** start of Information supplied **

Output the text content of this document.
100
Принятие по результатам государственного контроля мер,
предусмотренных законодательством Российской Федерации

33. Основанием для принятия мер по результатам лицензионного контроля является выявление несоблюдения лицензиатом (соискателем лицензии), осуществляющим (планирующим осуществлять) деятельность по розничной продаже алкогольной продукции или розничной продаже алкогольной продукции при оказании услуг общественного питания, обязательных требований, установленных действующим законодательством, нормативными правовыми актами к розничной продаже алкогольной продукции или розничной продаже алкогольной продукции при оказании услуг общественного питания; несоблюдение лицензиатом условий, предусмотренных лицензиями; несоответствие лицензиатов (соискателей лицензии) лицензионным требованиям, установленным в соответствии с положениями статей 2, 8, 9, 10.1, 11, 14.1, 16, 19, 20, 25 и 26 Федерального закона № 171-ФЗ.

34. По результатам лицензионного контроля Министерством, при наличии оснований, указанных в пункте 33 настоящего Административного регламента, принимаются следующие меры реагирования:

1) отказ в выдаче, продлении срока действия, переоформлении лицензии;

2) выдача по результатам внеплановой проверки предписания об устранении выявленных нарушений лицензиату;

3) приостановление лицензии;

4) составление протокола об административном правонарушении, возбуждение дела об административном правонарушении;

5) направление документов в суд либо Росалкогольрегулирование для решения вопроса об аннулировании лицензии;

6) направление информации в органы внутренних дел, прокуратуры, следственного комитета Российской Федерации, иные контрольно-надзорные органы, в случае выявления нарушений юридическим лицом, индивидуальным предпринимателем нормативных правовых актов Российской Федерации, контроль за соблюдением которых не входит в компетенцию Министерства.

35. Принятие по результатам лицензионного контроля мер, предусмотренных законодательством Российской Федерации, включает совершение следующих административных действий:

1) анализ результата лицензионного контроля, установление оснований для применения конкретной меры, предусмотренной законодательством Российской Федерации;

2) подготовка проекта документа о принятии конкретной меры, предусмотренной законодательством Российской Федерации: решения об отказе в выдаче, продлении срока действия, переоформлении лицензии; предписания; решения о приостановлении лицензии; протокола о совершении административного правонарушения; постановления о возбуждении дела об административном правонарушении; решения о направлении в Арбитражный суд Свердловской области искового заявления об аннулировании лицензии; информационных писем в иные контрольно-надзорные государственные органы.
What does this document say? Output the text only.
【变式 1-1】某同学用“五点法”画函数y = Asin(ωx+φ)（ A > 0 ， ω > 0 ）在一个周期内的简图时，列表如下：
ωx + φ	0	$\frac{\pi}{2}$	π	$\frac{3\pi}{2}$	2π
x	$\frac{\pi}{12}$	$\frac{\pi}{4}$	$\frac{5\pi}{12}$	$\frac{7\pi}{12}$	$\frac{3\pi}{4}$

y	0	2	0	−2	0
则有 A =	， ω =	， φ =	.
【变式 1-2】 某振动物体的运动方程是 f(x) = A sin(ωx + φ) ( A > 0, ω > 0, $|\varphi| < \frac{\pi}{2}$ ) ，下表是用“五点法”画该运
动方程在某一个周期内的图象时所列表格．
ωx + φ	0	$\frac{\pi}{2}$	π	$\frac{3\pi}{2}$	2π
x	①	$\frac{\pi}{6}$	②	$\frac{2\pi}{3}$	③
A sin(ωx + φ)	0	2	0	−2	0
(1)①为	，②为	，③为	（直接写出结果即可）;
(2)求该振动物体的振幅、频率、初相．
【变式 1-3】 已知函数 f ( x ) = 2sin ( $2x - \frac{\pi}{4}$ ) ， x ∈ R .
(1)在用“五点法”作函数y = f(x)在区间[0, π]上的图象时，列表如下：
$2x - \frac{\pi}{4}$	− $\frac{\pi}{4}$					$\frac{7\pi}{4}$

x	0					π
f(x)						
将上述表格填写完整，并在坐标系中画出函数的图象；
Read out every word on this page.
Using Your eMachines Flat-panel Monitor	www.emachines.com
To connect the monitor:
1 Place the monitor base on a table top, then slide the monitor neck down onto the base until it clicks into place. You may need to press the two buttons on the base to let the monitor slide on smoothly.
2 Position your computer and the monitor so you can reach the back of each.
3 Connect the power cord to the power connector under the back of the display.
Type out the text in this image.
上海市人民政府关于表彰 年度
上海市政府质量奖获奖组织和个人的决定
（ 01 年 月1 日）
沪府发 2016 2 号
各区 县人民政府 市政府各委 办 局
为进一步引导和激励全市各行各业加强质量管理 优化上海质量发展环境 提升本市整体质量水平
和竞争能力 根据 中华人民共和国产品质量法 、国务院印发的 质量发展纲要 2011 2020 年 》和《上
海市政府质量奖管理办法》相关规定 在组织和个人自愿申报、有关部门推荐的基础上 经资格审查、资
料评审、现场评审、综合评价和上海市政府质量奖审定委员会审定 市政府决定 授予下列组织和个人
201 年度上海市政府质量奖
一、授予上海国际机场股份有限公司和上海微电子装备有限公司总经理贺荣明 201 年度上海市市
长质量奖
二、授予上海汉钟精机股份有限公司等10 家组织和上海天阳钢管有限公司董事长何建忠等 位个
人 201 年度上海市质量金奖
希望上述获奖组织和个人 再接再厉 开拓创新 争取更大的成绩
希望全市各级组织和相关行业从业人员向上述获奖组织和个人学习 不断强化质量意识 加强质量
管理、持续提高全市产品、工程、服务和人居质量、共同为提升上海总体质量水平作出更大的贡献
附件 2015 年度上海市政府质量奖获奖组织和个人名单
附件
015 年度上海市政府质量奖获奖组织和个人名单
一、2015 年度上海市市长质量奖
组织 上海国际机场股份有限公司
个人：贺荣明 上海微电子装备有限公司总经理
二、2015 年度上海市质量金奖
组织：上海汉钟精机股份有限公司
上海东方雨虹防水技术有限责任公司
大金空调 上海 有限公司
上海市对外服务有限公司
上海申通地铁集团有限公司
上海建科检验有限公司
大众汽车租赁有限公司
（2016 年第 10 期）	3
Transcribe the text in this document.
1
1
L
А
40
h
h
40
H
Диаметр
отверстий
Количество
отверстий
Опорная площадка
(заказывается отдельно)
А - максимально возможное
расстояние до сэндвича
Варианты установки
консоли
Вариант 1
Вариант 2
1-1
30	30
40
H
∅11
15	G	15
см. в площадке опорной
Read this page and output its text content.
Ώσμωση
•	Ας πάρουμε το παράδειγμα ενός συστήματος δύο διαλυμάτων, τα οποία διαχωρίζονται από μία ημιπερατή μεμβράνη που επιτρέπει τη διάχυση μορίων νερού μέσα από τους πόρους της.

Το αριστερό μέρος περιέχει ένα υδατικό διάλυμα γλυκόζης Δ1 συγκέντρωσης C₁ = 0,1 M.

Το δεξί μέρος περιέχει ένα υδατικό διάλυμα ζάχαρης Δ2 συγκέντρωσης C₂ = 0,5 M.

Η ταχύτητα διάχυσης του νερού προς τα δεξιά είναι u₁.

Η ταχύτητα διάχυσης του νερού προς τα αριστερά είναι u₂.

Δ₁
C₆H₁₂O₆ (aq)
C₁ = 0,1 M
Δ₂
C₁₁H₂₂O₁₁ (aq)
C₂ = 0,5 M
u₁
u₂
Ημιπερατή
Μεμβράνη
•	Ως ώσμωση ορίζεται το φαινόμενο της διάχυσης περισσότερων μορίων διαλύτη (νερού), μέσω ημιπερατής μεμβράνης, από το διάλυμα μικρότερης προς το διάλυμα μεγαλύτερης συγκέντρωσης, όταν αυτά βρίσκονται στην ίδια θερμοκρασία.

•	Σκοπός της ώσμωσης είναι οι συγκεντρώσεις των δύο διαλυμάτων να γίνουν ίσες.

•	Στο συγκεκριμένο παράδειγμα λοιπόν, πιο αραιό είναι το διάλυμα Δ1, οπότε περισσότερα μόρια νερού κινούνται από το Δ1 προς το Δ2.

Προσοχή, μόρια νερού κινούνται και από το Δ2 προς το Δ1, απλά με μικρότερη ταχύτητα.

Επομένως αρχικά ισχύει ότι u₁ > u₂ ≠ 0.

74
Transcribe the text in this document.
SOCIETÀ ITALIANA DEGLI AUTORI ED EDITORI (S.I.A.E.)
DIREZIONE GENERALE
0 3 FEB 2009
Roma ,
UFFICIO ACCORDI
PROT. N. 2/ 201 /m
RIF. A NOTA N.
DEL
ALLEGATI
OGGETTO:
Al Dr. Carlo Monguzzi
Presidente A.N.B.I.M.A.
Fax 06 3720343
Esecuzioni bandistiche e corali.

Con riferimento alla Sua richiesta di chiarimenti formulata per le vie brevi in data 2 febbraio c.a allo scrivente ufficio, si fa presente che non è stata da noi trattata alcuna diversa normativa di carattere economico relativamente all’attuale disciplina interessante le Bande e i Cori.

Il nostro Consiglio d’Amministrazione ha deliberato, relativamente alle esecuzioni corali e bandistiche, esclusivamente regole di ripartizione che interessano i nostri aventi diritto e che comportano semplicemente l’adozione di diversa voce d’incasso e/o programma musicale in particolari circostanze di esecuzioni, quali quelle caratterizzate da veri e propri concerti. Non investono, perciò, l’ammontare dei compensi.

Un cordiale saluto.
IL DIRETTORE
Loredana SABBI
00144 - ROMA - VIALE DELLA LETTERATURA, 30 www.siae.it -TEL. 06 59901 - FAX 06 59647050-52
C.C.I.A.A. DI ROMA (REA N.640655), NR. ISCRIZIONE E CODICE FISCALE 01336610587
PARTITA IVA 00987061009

** end of Information supplied **

What you are asked to do: All lines holding the word "μορίων" should be picked out and copied.

Exercise response:
•	Ας πάρουμε το παράδειγμα ενός συστήματος δύο διαλυμάτων, τα οποία διαχωρίζονται από μία ημιπερατή μεμβράνη που επιτρέπει τη διάχυση μορίων νερού μέσα από τους πόρους της.
•	Ως ώσμωση ορίζεται το φαινόμενο της διάχυσης περισσότερων μορίων διαλύτη (νερού), μέσω ημιπερατής μεμβράνης, από το διάλυμα μικρότερης προς το διάλυμα μεγαλύτερης συγκέντρωσης, όταν αυτά βρίσκονται στην ίδια θερμοκρασία.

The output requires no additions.